WHAT IS NEEDED >> Write out all of the data without omission, exactly as shown.

Extracted data entries
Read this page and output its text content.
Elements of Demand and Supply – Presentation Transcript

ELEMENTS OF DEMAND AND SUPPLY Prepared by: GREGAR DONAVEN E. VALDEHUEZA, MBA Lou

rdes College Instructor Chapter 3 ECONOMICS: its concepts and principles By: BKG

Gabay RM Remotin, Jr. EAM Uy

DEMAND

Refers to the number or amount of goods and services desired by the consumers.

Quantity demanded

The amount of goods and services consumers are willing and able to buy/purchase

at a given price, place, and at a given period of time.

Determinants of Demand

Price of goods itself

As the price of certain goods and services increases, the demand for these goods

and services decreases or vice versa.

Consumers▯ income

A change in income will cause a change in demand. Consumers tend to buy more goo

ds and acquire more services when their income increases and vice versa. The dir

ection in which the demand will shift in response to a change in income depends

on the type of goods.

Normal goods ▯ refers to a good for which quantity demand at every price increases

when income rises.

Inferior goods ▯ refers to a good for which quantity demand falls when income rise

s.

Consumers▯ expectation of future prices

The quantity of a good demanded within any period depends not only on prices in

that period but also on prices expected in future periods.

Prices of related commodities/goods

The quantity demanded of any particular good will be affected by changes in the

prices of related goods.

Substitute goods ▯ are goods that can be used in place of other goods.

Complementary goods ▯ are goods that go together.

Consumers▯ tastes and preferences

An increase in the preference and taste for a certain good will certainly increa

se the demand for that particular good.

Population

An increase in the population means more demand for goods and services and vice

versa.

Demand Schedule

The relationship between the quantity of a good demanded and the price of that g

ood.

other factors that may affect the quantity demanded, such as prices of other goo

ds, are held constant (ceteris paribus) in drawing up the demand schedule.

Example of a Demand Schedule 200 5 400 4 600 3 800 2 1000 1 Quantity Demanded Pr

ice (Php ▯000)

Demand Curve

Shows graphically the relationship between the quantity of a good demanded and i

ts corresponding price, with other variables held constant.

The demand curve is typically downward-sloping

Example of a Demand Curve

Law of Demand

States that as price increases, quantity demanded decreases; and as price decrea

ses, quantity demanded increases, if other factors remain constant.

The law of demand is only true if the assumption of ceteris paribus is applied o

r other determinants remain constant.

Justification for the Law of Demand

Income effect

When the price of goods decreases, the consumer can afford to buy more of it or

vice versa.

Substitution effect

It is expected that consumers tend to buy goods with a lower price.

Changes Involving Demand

ANSWER TO THE PROBLEM >>
Read this page and output its text content.
Elements of Demand and Supply – Presentation Transcript

ELEMENTS OF DEMAND AND SUPPLY Prepared by: GREGAR DONAVEN E. VALDEHUEZA, MBA Lou

rdes College Instructor Chapter 3 ECONOMICS: its concepts and principles By: BKG

Gabay RM Remotin, Jr. EAM Uy

DEMAND

Refers to the number or amount of goods and services desired by the consumers.

Quantity demanded

The amount of goods and services consumers are willing and able to buy/purchase

at a given price, place, and at a given period of time.

Determinants of Demand

Price of goods itself

As the price of certain goods and services increases, the demand for these goods

and services decreases or vice versa.

Consumers▯ income

A change in income will cause a change in demand. Consumers tend to buy more goo

ds and acquire more services when their income increases and vice versa. The dir

ection in which the demand will shift in response to a change in income depends

on the type of goods.

Normal goods ▯ refers to a good for which quantity demand at every price increases

when income rises.

Inferior goods ▯ refers to a good for which quantity demand falls when income rise

s.

Consumers▯ expectation of future prices

The quantity of a good demanded within any period depends not only on prices in

that period but also on prices expected in future periods.

Prices of related commodities/goods

The quantity demanded of any particular good will be affected by changes in the

prices of related goods.

Substitute goods ▯ are goods that can be used in place of other goods.

Complementary goods ▯ are goods that go together.

Consumers▯ tastes and preferences

An increase in the preference and taste for a certain good will certainly increa

se the demand for that particular good.

Population

An increase in the population means more demand for goods and services and vice

versa.

Demand Schedule

The relationship between the quantity of a good demanded and the price of that g

ood.

other factors that may affect the quantity demanded, such as prices of other goo

ds, are held constant (ceteris paribus) in drawing up the demand schedule.

Example of a Demand Schedule 200 5 400 4 600 3 800 2 1000 1 Quantity Demanded Pr

ice (Php ▯000)

Demand Curve

Shows graphically the relationship between the quantity of a good demanded and i

ts corresponding price, with other variables held constant.

The demand curve is typically downward-sloping

Example of a Demand Curve

Law of Demand

States that as price increases, quantity demanded decreases; and as price decrea

ses, quantity demanded increases, if other factors remain constant.

The law of demand is only true if the assumption of ceteris paribus is applied o

r other determinants remain constant.

Justification for the Law of Demand

Income effect

When the price of goods decreases, the consumer can afford to buy more of it or

vice versa.

Substitution effect

It is expected that consumers tend to buy goods with a lower price.

Changes Involving Demand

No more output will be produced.